Entries shown »

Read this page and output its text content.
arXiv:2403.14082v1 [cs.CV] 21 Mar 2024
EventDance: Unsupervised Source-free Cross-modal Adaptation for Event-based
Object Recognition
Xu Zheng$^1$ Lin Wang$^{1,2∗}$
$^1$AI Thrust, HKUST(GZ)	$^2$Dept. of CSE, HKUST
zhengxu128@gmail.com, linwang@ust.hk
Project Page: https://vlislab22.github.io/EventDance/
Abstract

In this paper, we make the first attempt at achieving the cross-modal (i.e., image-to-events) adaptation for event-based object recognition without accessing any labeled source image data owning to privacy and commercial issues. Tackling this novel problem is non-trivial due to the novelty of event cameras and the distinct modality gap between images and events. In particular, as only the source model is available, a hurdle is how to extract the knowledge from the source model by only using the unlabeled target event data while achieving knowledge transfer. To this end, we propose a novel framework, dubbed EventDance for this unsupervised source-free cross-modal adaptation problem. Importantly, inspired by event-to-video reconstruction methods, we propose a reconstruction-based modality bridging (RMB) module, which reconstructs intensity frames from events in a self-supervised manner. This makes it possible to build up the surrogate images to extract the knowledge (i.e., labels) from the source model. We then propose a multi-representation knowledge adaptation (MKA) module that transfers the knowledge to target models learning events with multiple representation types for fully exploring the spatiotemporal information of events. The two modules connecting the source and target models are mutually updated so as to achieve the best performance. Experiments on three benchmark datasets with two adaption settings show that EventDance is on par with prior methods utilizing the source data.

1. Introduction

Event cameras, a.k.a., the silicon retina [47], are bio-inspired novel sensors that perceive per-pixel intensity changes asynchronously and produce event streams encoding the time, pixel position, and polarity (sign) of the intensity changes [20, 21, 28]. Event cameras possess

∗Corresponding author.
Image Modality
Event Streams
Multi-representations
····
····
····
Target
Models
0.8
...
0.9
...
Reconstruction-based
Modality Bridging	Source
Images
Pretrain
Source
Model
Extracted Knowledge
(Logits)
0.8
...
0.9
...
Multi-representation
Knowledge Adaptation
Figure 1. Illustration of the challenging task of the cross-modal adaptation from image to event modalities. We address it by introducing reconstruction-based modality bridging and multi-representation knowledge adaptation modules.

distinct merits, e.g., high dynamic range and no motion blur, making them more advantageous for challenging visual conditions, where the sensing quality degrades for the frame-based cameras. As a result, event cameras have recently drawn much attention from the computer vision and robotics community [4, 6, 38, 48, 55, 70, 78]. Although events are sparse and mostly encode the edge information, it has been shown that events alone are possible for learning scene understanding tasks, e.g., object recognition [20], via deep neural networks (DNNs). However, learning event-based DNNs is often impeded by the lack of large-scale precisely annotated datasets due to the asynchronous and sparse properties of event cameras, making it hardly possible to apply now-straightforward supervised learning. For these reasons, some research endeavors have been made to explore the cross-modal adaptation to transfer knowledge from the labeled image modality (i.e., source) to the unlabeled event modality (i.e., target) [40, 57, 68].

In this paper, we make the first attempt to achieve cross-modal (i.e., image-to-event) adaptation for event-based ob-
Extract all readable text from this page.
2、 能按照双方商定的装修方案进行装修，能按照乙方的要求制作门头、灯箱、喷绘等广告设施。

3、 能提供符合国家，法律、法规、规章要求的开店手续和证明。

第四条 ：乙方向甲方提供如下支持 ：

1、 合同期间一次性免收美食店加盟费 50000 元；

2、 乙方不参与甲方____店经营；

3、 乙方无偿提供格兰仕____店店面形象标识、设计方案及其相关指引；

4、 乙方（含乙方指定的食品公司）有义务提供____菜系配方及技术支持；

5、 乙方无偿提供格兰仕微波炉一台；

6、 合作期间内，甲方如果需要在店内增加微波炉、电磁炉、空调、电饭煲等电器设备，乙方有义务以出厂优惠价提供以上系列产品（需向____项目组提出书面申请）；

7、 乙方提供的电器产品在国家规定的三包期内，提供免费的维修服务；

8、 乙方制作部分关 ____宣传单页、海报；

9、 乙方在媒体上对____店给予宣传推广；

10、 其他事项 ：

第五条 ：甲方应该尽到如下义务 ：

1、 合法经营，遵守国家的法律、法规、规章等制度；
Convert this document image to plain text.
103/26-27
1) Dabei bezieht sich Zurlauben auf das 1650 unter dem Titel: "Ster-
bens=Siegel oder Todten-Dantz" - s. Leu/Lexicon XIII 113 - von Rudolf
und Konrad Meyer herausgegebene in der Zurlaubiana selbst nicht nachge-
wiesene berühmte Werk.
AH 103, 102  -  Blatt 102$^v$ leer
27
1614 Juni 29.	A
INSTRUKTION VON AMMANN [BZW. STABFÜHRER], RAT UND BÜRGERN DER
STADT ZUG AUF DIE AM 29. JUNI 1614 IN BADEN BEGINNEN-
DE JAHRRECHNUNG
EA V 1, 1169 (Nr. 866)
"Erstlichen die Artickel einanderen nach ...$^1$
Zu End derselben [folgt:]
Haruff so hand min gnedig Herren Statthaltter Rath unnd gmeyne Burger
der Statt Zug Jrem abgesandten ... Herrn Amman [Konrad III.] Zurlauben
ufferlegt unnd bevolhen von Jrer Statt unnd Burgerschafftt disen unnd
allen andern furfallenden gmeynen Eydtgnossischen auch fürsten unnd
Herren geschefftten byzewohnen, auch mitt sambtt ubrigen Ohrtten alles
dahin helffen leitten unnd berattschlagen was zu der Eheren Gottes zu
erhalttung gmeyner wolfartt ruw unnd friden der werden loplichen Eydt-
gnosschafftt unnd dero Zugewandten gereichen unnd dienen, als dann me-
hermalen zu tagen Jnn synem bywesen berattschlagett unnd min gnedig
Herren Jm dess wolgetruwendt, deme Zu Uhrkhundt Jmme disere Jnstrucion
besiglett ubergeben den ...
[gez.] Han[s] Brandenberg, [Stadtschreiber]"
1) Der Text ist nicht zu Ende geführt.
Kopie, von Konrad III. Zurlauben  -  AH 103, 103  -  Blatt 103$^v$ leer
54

Goal »
Identify the lines of the data that contain the word "Zurlauben". Copy each of them.

Solution »
1) Dabei bezieht sich Zurlauben auf das 1650 unter dem Titel: "Ster-
der Statt Zug Jrem abgesandten ... Herrn Amman [Konrad III.] Zurlauben
Kopie, von Konrad III. Zurlauben  -  AH 103, 103  -  Blatt 103$^v$ leer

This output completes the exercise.